▶ _WORK INSTRUCTIONS_: For each line below that contains the string "underlined", copy that line.

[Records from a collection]
»»
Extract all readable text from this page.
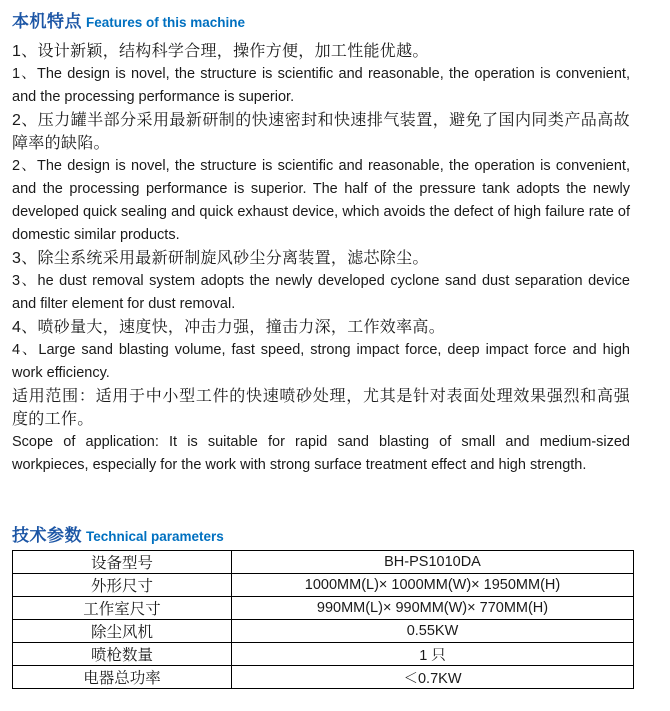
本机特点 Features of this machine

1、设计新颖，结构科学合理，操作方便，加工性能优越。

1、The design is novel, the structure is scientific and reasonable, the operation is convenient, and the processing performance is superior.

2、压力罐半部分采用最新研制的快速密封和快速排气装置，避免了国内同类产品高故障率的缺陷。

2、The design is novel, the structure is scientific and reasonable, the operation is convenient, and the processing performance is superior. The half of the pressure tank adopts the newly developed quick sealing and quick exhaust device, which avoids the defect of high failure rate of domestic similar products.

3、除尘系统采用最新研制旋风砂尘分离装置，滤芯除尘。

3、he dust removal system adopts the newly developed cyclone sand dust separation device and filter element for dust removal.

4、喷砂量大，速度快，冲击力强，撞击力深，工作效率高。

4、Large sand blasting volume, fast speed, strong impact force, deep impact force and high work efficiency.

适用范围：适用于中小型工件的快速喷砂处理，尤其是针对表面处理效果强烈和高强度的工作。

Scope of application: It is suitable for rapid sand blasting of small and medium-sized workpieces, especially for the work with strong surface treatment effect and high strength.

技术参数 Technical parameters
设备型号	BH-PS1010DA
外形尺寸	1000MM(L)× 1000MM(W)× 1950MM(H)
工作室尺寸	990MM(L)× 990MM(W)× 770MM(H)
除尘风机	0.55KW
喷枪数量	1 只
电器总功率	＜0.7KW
««
»»
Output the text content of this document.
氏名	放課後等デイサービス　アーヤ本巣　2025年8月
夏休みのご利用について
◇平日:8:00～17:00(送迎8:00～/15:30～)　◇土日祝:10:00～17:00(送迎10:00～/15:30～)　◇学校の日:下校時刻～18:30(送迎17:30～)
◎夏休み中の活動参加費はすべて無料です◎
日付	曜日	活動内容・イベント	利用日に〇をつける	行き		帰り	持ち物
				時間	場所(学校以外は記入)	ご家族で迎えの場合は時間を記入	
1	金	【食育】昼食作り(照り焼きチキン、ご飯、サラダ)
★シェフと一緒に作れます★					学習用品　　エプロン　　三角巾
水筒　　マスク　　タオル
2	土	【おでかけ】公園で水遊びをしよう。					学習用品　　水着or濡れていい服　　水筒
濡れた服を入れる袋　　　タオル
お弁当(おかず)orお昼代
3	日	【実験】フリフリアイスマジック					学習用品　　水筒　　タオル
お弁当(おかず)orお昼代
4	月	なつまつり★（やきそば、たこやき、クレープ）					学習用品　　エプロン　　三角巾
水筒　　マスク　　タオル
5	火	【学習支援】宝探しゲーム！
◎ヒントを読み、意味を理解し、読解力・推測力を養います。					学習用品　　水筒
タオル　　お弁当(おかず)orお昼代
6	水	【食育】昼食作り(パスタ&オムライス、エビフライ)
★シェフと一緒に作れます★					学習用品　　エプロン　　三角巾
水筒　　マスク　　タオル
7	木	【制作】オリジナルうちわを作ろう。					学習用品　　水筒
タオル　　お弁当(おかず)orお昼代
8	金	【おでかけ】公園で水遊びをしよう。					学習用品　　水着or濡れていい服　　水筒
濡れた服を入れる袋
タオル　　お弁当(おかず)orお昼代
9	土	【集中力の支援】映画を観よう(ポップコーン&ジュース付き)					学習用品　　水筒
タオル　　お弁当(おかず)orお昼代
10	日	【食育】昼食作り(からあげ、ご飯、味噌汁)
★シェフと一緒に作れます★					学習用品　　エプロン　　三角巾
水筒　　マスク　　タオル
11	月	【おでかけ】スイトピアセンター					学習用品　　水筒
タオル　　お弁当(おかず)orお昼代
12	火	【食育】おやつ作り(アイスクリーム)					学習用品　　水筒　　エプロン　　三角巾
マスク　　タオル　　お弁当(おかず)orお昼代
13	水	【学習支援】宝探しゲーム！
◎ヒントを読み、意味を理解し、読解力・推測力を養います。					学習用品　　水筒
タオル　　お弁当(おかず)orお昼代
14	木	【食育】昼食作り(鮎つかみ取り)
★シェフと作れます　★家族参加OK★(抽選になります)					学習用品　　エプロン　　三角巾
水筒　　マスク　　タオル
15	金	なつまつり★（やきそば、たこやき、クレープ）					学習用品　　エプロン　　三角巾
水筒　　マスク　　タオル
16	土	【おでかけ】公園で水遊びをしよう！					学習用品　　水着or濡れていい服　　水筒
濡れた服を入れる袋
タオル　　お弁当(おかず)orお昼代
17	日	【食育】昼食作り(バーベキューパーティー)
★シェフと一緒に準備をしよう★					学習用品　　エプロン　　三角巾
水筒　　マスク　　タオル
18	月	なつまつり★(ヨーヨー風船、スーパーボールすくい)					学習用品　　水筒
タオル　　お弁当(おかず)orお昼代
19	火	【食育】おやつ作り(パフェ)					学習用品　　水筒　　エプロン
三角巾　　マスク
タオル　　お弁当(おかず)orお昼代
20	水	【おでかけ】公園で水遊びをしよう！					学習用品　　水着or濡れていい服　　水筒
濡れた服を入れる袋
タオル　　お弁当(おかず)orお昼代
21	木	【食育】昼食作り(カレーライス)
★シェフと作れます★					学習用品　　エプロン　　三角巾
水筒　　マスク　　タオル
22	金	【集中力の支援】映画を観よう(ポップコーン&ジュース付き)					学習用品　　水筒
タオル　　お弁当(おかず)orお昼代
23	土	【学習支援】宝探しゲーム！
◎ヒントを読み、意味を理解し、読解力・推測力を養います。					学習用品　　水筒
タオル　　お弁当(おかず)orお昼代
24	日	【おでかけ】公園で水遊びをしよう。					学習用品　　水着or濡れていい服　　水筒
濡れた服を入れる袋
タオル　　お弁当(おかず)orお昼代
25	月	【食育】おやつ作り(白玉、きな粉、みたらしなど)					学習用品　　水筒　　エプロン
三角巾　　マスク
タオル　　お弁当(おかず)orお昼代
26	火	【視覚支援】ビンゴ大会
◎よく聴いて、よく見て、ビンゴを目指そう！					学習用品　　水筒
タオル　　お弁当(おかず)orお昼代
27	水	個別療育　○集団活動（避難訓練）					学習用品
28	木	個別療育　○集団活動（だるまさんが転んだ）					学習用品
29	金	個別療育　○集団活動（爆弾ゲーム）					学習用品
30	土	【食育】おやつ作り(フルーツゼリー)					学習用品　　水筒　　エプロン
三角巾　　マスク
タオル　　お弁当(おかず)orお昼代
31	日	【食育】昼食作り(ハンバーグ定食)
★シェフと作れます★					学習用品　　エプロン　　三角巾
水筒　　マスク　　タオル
««
»»
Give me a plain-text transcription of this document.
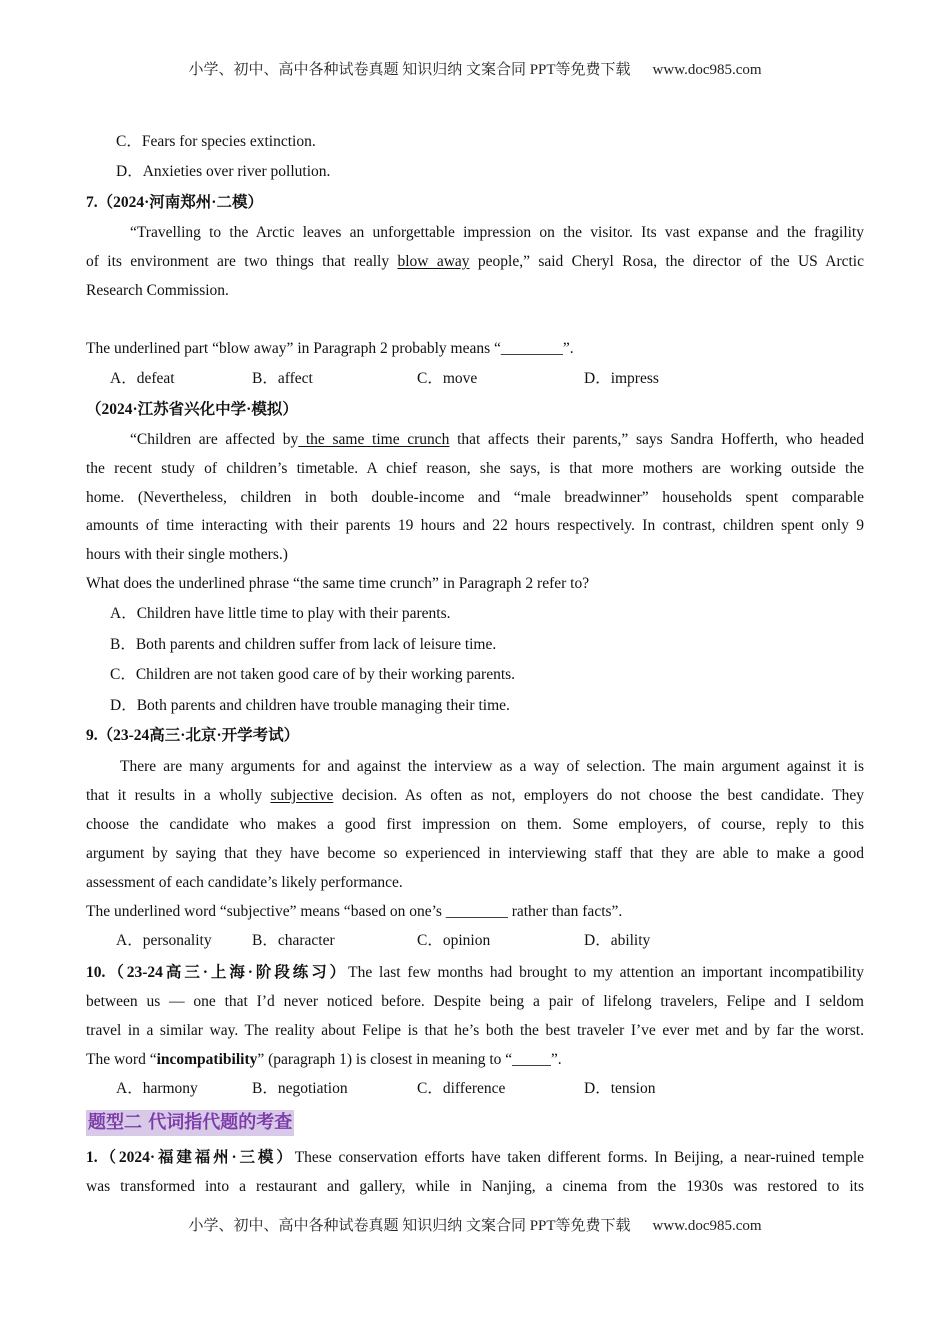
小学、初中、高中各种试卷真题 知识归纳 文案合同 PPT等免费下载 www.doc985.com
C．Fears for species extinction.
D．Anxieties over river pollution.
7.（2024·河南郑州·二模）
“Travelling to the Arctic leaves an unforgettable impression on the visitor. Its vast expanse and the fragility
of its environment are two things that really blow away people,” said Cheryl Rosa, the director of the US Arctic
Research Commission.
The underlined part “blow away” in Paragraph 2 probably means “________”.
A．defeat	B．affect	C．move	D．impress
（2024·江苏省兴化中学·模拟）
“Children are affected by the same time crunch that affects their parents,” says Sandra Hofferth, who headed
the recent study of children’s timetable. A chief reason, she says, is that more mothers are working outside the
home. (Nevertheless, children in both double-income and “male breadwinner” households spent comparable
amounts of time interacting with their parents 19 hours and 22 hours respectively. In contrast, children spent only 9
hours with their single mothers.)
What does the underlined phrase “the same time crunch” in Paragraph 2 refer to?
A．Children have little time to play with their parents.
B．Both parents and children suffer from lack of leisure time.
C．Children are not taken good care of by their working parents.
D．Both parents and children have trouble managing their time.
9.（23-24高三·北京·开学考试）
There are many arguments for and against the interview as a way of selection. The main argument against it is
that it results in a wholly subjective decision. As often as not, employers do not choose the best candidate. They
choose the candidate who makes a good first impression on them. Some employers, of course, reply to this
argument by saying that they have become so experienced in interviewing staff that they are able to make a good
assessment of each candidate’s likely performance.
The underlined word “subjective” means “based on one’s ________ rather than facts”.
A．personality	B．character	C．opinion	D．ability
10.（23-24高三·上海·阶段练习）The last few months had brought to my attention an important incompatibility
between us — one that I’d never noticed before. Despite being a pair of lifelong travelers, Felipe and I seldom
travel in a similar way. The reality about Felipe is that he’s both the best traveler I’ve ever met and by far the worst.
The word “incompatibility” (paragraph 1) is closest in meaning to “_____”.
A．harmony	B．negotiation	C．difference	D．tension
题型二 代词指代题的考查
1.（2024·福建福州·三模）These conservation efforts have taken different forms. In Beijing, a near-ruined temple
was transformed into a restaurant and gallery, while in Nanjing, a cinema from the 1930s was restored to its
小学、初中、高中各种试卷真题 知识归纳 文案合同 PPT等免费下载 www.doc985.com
««
▶ _PROBLEM SOLUTION_:
The underlined part “blow away” in Paragraph 2 probably means “________”.
What does the underlined phrase “the same time crunch” in Paragraph 2 refer to?
The underlined word “subjective” means “based on one’s ________ rather than facts”.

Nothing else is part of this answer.